- _AIM_: Select the lines that hold the word "name" and copy each one.

- _DATA SUPPLIED_:
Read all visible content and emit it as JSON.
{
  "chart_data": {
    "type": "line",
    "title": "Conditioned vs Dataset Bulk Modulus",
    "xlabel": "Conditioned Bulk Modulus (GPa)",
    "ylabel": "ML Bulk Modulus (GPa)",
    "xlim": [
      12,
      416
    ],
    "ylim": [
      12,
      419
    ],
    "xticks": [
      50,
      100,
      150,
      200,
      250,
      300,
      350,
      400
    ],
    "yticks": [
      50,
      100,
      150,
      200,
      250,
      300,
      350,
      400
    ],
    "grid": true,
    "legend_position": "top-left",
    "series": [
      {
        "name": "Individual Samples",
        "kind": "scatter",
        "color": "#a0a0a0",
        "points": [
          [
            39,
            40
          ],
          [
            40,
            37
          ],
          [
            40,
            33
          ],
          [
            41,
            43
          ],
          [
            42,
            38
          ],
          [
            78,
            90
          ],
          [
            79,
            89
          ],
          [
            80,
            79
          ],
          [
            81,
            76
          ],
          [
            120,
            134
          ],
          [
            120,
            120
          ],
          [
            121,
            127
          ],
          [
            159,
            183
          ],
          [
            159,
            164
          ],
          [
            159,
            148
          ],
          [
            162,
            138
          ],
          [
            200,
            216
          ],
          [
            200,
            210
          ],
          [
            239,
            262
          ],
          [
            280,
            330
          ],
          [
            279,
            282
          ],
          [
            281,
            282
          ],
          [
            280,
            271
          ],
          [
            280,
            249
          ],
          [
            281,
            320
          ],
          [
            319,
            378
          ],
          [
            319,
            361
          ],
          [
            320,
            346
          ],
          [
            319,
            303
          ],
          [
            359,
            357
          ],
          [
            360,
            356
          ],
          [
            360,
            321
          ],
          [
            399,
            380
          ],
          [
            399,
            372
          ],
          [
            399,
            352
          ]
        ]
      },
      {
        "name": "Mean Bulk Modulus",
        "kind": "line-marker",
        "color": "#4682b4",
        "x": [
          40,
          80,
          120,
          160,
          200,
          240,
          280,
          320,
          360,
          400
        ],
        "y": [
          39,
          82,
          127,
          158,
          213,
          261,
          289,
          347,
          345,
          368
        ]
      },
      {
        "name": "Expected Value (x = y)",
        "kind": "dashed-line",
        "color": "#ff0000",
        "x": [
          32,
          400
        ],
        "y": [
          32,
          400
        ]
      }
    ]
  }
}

- _FULL OUTPUT_:
        "name": "Individual Samples",
        "name": "Mean Bulk Modulus",
        "name": "Expected Value (x = y)",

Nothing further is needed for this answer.